Looking at the entries below, state how many lines contain the word "this". Give the number alone.

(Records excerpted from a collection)
# # # # #

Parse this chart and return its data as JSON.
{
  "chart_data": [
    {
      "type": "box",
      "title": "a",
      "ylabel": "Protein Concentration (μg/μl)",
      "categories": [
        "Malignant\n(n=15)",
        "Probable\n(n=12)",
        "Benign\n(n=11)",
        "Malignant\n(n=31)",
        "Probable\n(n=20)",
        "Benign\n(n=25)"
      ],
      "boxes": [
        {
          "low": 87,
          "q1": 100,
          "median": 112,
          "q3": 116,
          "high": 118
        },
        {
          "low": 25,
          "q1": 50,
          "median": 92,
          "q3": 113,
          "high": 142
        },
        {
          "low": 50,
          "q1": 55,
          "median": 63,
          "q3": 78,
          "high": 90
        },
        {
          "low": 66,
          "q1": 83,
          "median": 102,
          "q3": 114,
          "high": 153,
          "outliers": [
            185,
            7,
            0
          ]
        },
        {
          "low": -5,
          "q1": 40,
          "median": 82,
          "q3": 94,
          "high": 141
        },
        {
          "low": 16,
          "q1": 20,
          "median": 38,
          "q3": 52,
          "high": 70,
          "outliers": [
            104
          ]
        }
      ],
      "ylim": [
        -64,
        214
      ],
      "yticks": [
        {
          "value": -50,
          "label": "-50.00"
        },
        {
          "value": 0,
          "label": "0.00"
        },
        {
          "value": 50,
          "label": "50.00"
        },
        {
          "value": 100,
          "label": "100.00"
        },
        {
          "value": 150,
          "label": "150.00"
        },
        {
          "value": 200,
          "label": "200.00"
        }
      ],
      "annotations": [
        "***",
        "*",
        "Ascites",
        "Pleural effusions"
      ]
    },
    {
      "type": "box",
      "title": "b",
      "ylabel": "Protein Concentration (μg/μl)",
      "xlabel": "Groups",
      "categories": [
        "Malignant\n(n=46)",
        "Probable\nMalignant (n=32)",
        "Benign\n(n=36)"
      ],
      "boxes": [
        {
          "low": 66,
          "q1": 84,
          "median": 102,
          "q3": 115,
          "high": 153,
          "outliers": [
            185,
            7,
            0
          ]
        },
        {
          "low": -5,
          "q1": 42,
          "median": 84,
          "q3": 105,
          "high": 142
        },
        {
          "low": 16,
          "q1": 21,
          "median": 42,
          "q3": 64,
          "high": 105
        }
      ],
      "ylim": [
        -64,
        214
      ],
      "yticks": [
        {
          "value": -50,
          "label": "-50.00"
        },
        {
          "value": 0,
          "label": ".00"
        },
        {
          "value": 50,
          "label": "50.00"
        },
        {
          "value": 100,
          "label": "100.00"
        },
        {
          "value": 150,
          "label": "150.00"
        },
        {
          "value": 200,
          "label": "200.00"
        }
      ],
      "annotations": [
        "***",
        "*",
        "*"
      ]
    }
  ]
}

# # # # #

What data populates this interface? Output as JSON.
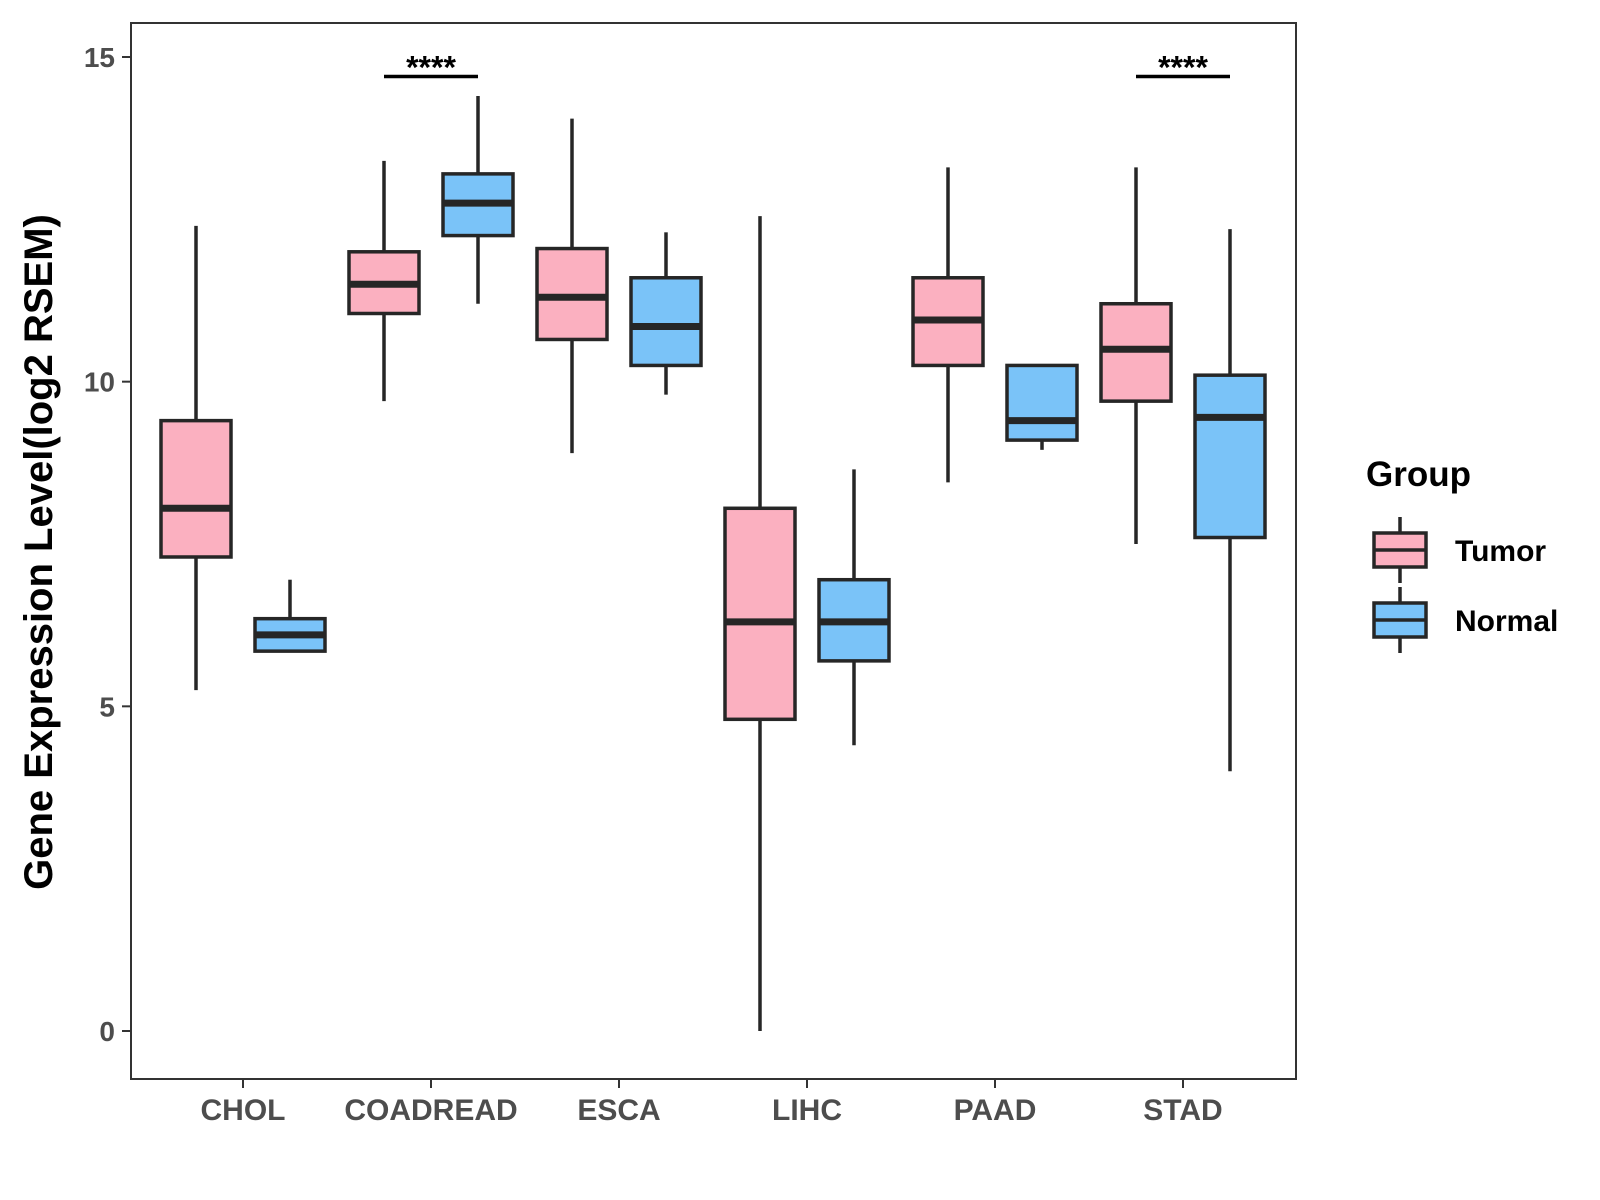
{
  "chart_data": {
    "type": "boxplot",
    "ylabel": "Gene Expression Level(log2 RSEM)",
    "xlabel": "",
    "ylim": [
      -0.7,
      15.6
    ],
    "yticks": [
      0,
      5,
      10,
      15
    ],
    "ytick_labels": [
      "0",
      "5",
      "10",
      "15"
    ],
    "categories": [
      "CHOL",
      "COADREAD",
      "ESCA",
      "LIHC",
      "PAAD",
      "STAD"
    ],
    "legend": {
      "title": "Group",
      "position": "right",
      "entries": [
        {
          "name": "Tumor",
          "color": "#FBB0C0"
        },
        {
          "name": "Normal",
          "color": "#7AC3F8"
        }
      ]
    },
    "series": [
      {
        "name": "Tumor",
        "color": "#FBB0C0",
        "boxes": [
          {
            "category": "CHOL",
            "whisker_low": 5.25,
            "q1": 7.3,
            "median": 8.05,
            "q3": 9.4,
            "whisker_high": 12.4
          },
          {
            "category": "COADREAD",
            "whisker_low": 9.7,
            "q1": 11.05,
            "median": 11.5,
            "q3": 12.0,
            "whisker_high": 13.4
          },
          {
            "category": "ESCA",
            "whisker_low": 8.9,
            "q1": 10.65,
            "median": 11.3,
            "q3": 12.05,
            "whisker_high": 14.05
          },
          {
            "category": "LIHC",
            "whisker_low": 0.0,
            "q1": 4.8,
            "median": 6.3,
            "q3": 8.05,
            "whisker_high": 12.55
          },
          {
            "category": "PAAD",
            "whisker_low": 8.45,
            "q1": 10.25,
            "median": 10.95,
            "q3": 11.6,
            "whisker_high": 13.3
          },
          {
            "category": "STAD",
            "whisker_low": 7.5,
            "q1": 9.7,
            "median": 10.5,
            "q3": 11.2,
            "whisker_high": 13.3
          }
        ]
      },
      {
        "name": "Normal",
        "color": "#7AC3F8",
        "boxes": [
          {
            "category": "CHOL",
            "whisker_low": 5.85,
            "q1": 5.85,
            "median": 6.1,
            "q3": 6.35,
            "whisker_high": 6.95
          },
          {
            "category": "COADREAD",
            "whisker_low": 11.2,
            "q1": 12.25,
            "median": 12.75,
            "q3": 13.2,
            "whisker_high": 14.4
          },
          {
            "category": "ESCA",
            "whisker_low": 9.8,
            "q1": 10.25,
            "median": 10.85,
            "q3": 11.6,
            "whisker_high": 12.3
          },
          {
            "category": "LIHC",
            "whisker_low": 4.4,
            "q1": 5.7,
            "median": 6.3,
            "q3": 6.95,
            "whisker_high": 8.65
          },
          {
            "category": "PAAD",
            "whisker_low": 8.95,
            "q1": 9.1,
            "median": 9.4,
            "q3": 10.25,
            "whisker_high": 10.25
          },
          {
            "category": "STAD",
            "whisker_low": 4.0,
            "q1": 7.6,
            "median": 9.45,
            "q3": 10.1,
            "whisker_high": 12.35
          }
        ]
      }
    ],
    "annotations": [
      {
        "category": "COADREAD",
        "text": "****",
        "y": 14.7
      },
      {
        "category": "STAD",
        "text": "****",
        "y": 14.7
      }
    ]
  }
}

# # # # #

*Exercise result*: 2